### Given records ###

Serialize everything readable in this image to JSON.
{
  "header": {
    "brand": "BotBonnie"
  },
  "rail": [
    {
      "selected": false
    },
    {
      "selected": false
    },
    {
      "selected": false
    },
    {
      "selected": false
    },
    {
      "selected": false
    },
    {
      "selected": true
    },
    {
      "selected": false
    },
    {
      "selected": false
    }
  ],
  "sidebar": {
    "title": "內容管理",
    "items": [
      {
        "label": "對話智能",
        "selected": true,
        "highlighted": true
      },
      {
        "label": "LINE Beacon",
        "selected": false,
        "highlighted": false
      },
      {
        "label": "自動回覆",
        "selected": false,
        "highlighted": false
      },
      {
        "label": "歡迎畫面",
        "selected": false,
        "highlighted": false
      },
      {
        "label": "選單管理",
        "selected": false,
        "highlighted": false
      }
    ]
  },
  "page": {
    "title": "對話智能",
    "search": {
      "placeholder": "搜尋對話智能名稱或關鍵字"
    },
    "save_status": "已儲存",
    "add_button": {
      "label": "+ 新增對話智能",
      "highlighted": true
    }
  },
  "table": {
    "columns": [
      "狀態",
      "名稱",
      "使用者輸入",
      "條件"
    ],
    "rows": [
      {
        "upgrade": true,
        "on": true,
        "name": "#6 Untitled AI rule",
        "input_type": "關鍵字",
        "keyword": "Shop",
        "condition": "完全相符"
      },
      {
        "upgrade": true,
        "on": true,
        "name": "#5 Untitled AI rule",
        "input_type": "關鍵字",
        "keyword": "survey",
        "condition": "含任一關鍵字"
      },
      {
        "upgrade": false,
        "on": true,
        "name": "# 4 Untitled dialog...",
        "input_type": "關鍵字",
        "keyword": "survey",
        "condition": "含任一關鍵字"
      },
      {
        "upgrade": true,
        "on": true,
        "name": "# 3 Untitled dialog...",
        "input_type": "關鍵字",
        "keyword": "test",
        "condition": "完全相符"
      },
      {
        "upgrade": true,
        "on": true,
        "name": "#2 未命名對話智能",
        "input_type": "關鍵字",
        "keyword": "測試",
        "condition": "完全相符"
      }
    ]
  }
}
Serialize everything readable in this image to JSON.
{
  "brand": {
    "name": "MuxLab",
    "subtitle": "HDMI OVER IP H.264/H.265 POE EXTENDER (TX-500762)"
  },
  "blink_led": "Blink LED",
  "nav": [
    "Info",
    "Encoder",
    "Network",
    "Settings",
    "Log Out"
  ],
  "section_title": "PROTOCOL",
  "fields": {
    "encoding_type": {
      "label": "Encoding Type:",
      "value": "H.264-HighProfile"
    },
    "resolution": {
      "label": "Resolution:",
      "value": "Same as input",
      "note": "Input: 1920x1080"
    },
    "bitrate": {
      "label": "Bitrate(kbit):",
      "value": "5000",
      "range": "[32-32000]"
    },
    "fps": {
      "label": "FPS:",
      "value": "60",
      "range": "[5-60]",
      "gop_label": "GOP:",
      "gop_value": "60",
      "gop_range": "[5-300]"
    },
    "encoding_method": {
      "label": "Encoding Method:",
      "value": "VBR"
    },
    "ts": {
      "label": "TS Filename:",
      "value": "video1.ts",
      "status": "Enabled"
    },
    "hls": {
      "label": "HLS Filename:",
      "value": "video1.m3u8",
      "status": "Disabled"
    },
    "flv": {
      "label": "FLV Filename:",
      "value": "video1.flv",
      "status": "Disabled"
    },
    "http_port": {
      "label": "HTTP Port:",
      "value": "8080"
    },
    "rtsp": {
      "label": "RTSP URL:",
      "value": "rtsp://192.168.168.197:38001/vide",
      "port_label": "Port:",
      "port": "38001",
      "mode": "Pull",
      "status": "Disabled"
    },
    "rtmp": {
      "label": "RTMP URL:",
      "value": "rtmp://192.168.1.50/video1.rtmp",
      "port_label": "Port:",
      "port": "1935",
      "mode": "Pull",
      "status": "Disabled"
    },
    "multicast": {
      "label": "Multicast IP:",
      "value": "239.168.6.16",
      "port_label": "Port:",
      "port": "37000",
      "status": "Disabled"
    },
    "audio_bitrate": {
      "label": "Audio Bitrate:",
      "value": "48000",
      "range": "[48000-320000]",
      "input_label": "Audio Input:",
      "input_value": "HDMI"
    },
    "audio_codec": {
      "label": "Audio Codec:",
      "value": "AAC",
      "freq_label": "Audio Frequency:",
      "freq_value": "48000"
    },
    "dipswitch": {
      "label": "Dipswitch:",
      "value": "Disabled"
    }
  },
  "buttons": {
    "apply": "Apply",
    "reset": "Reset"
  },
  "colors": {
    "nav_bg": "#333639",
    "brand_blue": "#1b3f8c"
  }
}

###

- **Work to complete**
Give the material above again, word for word.

- **Final answer**
Serialize everything readable in this image to JSON.
{
  "header": {
    "brand": "BotBonnie"
  },
  "rail": [
    {
      "selected": false
    },
    {
      "selected": false
    },
    {
      "selected": false
    },
    {
      "selected": false
    },
    {
      "selected": false
    },
    {
      "selected": true
    },
    {
      "selected": false
    },
    {
      "selected": false
    }
  ],
  "sidebar": {
    "title": "內容管理",
    "items": [
      {
        "label": "對話智能",
        "selected": true,
        "highlighted": true
      },
      {
        "label": "LINE Beacon",
        "selected": false,
        "highlighted": false
      },
      {
        "label": "自動回覆",
        "selected": false,
        "highlighted": false
      },
      {
        "label": "歡迎畫面",
        "selected": false,
        "highlighted": false
      },
      {
        "label": "選單管理",
        "selected": false,
        "highlighted": false
      }
    ]
  },
  "page": {
    "title": "對話智能",
    "search": {
      "placeholder": "搜尋對話智能名稱或關鍵字"
    },
    "save_status": "已儲存",
    "add_button": {
      "label": "+ 新增對話智能",
      "highlighted": true
    }
  },
  "table": {
    "columns": [
      "狀態",
      "名稱",
      "使用者輸入",
      "條件"
    ],
    "rows": [
      {
        "upgrade": true,
        "on": true,
        "name": "#6 Untitled AI rule",
        "input_type": "關鍵字",
        "keyword": "Shop",
        "condition": "完全相符"
      },
      {
        "upgrade": true,
        "on": true,
        "name": "#5 Untitled AI rule",
        "input_type": "關鍵字",
        "keyword": "survey",
        "condition": "含任一關鍵字"
      },
      {
        "upgrade": false,
        "on": true,
        "name": "# 4 Untitled dialog...",
        "input_type": "關鍵字",
        "keyword": "survey",
        "condition": "含任一關鍵字"
      },
      {
        "upgrade": true,
        "on": true,
        "name": "# 3 Untitled dialog...",
        "input_type": "關鍵字",
        "keyword": "test",
        "condition": "完全相符"
      },
      {
        "upgrade": true,
        "on": true,
        "name": "#2 未命名對話智能",
        "input_type": "關鍵字",
        "keyword": "測試",
        "condition": "完全相符"
      }
    ]
  }
}
Serialize everything readable in this image to JSON.
{
  "brand": {
    "name": "MuxLab",
    "subtitle": "HDMI OVER IP H.264/H.265 POE EXTENDER (TX-500762)"
  },
  "blink_led": "Blink LED",
  "nav": [
    "Info",
    "Encoder",
    "Network",
    "Settings",
    "Log Out"
  ],
  "section_title": "PROTOCOL",
  "fields": {
    "encoding_type": {
      "label": "Encoding Type:",
      "value": "H.264-HighProfile"
    },
    "resolution": {
      "label": "Resolution:",
      "value": "Same as input",
      "note": "Input: 1920x1080"
    },
    "bitrate": {
      "label": "Bitrate(kbit):",
      "value": "5000",
      "range": "[32-32000]"
    },
    "fps": {
      "label": "FPS:",
      "value": "60",
      "range": "[5-60]",
      "gop_label": "GOP:",
      "gop_value": "60",
      "gop_range": "[5-300]"
    },
    "encoding_method": {
      "label": "Encoding Method:",
      "value": "VBR"
    },
    "ts": {
      "label": "TS Filename:",
      "value": "video1.ts",
      "status": "Enabled"
    },
    "hls": {
      "label": "HLS Filename:",
      "value": "video1.m3u8",
      "status": "Disabled"
    },
    "flv": {
      "label": "FLV Filename:",
      "value": "video1.flv",
      "status": "Disabled"
    },
    "http_port": {
      "label": "HTTP Port:",
      "value": "8080"
    },
    "rtsp": {
      "label": "RTSP URL:",
      "value": "rtsp://192.168.168.197:38001/vide",
      "port_label": "Port:",
      "port": "38001",
      "mode": "Pull",
      "status": "Disabled"
    },
    "rtmp": {
      "label": "RTMP URL:",
      "value": "rtmp://192.168.1.50/video1.rtmp",
      "port_label": "Port:",
      "port": "1935",
      "mode": "Pull",
      "status": "Disabled"
    },
    "multicast": {
      "label": "Multicast IP:",
      "value": "239.168.6.16",
      "port_label": "Port:",
      "port": "37000",
      "status": "Disabled"
    },
    "audio_bitrate": {
      "label": "Audio Bitrate:",
      "value": "48000",
      "range": "[48000-320000]",
      "input_label": "Audio Input:",
      "input_value": "HDMI"
    },
    "audio_codec": {
      "label": "Audio Codec:",
      "value": "AAC",
      "freq_label": "Audio Frequency:",
      "freq_value": "48000"
    },
    "dipswitch": {
      "label": "Dipswitch:",
      "value": "Disabled"
    }
  },
  "buttons": {
    "apply": "Apply",
    "reset": "Reset"
  },
  "colors": {
    "nav_bg": "#333639",
    "brand_blue": "#1b3f8c"
  }
}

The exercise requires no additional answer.